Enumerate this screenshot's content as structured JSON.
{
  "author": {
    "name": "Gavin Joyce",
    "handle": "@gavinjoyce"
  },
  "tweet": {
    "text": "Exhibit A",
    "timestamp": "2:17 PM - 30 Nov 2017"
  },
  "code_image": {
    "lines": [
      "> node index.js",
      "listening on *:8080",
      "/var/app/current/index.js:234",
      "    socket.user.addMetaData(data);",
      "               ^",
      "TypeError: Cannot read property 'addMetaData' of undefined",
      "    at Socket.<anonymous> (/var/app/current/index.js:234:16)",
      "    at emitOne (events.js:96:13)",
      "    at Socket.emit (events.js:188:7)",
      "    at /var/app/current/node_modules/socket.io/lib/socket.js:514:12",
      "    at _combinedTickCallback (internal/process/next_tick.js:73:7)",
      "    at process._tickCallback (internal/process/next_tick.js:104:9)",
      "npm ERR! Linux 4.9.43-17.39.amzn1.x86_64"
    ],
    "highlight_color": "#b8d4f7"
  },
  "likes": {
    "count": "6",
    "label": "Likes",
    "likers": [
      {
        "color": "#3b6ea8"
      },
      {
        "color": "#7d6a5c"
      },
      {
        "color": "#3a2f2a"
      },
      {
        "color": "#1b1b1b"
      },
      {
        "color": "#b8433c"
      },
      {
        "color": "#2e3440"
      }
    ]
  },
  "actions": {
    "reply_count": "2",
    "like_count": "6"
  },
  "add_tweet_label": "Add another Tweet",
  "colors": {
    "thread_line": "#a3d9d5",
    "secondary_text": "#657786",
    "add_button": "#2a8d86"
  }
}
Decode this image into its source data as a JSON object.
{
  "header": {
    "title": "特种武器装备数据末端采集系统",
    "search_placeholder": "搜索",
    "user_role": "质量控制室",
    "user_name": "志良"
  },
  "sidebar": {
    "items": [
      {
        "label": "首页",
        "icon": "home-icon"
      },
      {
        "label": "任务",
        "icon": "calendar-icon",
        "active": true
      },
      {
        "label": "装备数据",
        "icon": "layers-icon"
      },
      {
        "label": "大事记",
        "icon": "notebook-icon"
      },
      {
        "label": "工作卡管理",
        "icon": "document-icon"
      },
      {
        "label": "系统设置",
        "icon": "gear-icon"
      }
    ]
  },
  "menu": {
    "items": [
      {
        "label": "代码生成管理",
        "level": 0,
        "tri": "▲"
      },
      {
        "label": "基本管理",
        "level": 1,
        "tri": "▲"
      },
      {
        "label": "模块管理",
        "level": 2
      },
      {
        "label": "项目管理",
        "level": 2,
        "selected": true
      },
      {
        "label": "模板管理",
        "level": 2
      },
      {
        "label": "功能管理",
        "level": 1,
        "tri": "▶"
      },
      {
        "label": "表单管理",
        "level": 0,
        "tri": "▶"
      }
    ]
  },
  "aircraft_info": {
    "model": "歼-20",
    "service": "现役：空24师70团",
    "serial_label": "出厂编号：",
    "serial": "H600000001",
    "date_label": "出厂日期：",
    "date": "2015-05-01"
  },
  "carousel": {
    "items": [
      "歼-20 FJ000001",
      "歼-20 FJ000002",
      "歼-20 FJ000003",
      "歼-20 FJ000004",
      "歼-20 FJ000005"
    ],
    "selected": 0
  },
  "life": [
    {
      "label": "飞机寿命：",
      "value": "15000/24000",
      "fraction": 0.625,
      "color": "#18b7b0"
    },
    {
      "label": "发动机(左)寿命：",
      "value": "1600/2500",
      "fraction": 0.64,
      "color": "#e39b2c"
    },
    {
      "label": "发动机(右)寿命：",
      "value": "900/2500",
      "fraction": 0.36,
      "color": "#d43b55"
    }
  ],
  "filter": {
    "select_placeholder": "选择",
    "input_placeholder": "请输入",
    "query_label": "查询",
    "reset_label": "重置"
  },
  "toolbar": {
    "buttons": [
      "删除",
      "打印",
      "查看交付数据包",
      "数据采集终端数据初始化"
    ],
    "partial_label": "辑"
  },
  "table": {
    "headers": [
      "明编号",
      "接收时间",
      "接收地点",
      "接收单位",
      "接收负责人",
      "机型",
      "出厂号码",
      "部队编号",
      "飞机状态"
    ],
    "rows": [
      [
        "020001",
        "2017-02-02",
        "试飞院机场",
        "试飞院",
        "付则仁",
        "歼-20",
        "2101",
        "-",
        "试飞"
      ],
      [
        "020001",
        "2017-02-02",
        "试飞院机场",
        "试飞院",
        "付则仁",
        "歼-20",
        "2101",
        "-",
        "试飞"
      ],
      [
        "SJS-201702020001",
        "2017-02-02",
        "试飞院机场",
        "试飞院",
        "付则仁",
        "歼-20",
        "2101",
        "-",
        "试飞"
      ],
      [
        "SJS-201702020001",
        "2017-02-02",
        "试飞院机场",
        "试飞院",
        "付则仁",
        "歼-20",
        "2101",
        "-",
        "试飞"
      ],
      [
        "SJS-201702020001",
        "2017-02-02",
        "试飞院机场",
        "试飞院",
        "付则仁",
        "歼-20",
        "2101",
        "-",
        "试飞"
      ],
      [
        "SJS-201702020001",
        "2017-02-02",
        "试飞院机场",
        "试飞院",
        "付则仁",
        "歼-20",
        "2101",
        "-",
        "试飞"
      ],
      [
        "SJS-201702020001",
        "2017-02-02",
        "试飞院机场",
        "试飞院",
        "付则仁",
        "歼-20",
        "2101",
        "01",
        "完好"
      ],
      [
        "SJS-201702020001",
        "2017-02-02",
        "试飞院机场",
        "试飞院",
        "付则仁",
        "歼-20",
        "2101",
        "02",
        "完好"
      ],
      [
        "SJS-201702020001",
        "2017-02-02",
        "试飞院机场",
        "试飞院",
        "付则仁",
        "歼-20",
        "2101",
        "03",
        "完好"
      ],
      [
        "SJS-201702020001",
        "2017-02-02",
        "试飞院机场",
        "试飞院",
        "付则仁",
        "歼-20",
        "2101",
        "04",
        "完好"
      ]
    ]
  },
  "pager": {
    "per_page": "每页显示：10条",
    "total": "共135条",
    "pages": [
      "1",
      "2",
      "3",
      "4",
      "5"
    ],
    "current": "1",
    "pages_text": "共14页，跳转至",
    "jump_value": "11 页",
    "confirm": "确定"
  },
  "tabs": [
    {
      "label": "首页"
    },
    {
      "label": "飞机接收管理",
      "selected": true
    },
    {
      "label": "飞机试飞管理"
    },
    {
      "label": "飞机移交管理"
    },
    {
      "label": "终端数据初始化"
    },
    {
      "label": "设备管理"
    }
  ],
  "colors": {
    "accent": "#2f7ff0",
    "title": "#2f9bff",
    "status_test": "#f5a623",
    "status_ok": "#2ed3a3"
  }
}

> _TO DO_
Return all of the data exactly as it reads.

> _ANSWER TO THIS TASK_
Enumerate this screenshot's content as structured JSON.
{
  "author": {
    "name": "Gavin Joyce",
    "handle": "@gavinjoyce"
  },
  "tweet": {
    "text": "Exhibit A",
    "timestamp": "2:17 PM - 30 Nov 2017"
  },
  "code_image": {
    "lines": [
      "> node index.js",
      "listening on *:8080",
      "/var/app/current/index.js:234",
      "    socket.user.addMetaData(data);",
      "               ^",
      "TypeError: Cannot read property 'addMetaData' of undefined",
      "    at Socket.<anonymous> (/var/app/current/index.js:234:16)",
      "    at emitOne (events.js:96:13)",
      "    at Socket.emit (events.js:188:7)",
      "    at /var/app/current/node_modules/socket.io/lib/socket.js:514:12",
      "    at _combinedTickCallback (internal/process/next_tick.js:73:7)",
      "    at process._tickCallback (internal/process/next_tick.js:104:9)",
      "npm ERR! Linux 4.9.43-17.39.amzn1.x86_64"
    ],
    "highlight_color": "#b8d4f7"
  },
  "likes": {
    "count": "6",
    "label": "Likes",
    "likers": [
      {
        "color": "#3b6ea8"
      },
      {
        "color": "#7d6a5c"
      },
      {
        "color": "#3a2f2a"
      },
      {
        "color": "#1b1b1b"
      },
      {
        "color": "#b8433c"
      },
      {
        "color": "#2e3440"
      }
    ]
  },
  "actions": {
    "reply_count": "2",
    "like_count": "6"
  },
  "add_tweet_label": "Add another Tweet",
  "colors": {
    "thread_line": "#a3d9d5",
    "secondary_text": "#657786",
    "add_button": "#2a8d86"
  }
}
Decode this image into its source data as a JSON object.
{
  "header": {
    "title": "特种武器装备数据末端采集系统",
    "search_placeholder": "搜索",
    "user_role": "质量控制室",
    "user_name": "志良"
  },
  "sidebar": {
    "items": [
      {
        "label": "首页",
        "icon": "home-icon"
      },
      {
        "label": "任务",
        "icon": "calendar-icon",
        "active": true
      },
      {
        "label": "装备数据",
        "icon": "layers-icon"
      },
      {
        "label": "大事记",
        "icon": "notebook-icon"
      },
      {
        "label": "工作卡管理",
        "icon": "document-icon"
      },
      {
        "label": "系统设置",
        "icon": "gear-icon"
      }
    ]
  },
  "menu": {
    "items": [
      {
        "label": "代码生成管理",
        "level": 0,
        "tri": "▲"
      },
      {
        "label": "基本管理",
        "level": 1,
        "tri": "▲"
      },
      {
        "label": "模块管理",
        "level": 2
      },
      {
        "label": "项目管理",
        "level": 2,
        "selected": true
      },
      {
        "label": "模板管理",
        "level": 2
      },
      {
        "label": "功能管理",
        "level": 1,
        "tri": "▶"
      },
      {
        "label": "表单管理",
        "level": 0,
        "tri": "▶"
      }
    ]
  },
  "aircraft_info": {
    "model": "歼-20",
    "service": "现役：空24师70团",
    "serial_label": "出厂编号：",
    "serial": "H600000001",
    "date_label": "出厂日期：",
    "date": "2015-05-01"
  },
  "carousel": {
    "items": [
      "歼-20 FJ000001",
      "歼-20 FJ000002",
      "歼-20 FJ000003",
      "歼-20 FJ000004",
      "歼-20 FJ000005"
    ],
    "selected": 0
  },
  "life": [
    {
      "label": "飞机寿命：",
      "value": "15000/24000",
      "fraction": 0.625,
      "color": "#18b7b0"
    },
    {
      "label": "发动机(左)寿命：",
      "value": "1600/2500",
      "fraction": 0.64,
      "color": "#e39b2c"
    },
    {
      "label": "发动机(右)寿命：",
      "value": "900/2500",
      "fraction": 0.36,
      "color": "#d43b55"
    }
  ],
  "filter": {
    "select_placeholder": "选择",
    "input_placeholder": "请输入",
    "query_label": "查询",
    "reset_label": "重置"
  },
  "toolbar": {
    "buttons": [
      "删除",
      "打印",
      "查看交付数据包",
      "数据采集终端数据初始化"
    ],
    "partial_label": "辑"
  },
  "table": {
    "headers": [
      "明编号",
      "接收时间",
      "接收地点",
      "接收单位",
      "接收负责人",
      "机型",
      "出厂号码",
      "部队编号",
      "飞机状态"
    ],
    "rows": [
      [
        "020001",
        "2017-02-02",
        "试飞院机场",
        "试飞院",
        "付则仁",
        "歼-20",
        "2101",
        "-",
        "试飞"
      ],
      [
        "020001",
        "2017-02-02",
        "试飞院机场",
        "试飞院",
        "付则仁",
        "歼-20",
        "2101",
        "-",
        "试飞"
      ],
      [
        "SJS-201702020001",
        "2017-02-02",
        "试飞院机场",
        "试飞院",
        "付则仁",
        "歼-20",
        "2101",
        "-",
        "试飞"
      ],
      [
        "SJS-201702020001",
        "2017-02-02",
        "试飞院机场",
        "试飞院",
        "付则仁",
        "歼-20",
        "2101",
        "-",
        "试飞"
      ],
      [
        "SJS-201702020001",
        "2017-02-02",
        "试飞院机场",
        "试飞院",
        "付则仁",
        "歼-20",
        "2101",
        "-",
        "试飞"
      ],
      [
        "SJS-201702020001",
        "2017-02-02",
        "试飞院机场",
        "试飞院",
        "付则仁",
        "歼-20",
        "2101",
        "-",
        "试飞"
      ],
      [
        "SJS-201702020001",
        "2017-02-02",
        "试飞院机场",
        "试飞院",
        "付则仁",
        "歼-20",
        "2101",
        "01",
        "完好"
      ],
      [
        "SJS-201702020001",
        "2017-02-02",
        "试飞院机场",
        "试飞院",
        "付则仁",
        "歼-20",
        "2101",
        "02",
        "完好"
      ],
      [
        "SJS-201702020001",
        "2017-02-02",
        "试飞院机场",
        "试飞院",
        "付则仁",
        "歼-20",
        "2101",
        "03",
        "完好"
      ],
      [
        "SJS-201702020001",
        "2017-02-02",
        "试飞院机场",
        "试飞院",
        "付则仁",
        "歼-20",
        "2101",
        "04",
        "完好"
      ]
    ]
  },
  "pager": {
    "per_page": "每页显示：10条",
    "total": "共135条",
    "pages": [
      "1",
      "2",
      "3",
      "4",
      "5"
    ],
    "current": "1",
    "pages_text": "共14页，跳转至",
    "jump_value": "11 页",
    "confirm": "确定"
  },
  "tabs": [
    {
      "label": "首页"
    },
    {
      "label": "飞机接收管理",
      "selected": true
    },
    {
      "label": "飞机试飞管理"
    },
    {
      "label": "飞机移交管理"
    },
    {
      "label": "终端数据初始化"
    },
    {
      "label": "设备管理"
    }
  ],
  "colors": {
    "accent": "#2f7ff0",
    "title": "#2f9bff",
    "status_test": "#f5a623",
    "status_ok": "#2ed3a3"
  }
}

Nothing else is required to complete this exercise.